- [Problem statement] All entries below are to be set down again, identical to the source.

- [Part of a data file]
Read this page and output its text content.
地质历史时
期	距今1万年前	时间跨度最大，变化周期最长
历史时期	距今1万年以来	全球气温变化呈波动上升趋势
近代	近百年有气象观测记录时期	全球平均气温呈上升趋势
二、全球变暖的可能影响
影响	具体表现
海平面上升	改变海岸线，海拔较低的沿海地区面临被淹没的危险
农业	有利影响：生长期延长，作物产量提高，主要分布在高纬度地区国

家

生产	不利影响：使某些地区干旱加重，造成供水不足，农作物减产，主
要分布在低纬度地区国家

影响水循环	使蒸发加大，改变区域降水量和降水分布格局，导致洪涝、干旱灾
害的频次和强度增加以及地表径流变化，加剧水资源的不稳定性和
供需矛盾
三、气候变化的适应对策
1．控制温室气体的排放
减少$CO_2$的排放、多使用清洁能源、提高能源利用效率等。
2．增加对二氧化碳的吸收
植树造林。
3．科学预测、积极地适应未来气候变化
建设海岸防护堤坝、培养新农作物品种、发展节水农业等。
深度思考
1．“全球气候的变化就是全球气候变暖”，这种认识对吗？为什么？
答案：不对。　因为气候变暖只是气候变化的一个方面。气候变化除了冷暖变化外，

- [Result below]
Read this page and output its text content.
地质历史时
期	距今1万年前	时间跨度最大，变化周期最长
历史时期	距今1万年以来	全球气温变化呈波动上升趋势
近代	近百年有气象观测记录时期	全球平均气温呈上升趋势
二、全球变暖的可能影响
影响	具体表现
海平面上升	改变海岸线，海拔较低的沿海地区面临被淹没的危险
农业	有利影响：生长期延长，作物产量提高，主要分布在高纬度地区国

家

生产	不利影响：使某些地区干旱加重，造成供水不足，农作物减产，主
要分布在低纬度地区国家

影响水循环	使蒸发加大，改变区域降水量和降水分布格局，导致洪涝、干旱灾
害的频次和强度增加以及地表径流变化，加剧水资源的不稳定性和
供需矛盾
三、气候变化的适应对策
1．控制温室气体的排放
减少$CO_2$的排放、多使用清洁能源、提高能源利用效率等。
2．增加对二氧化碳的吸收
植树造林。
3．科学预测、积极地适应未来气候变化
建设海岸防护堤坝、培养新农作物品种、发展节水农业等。
深度思考
1．“全球气候的变化就是全球气候变暖”，这种认识对吗？为什么？
答案：不对。　因为气候变暖只是气候变化的一个方面。气候变化除了冷暖变化外，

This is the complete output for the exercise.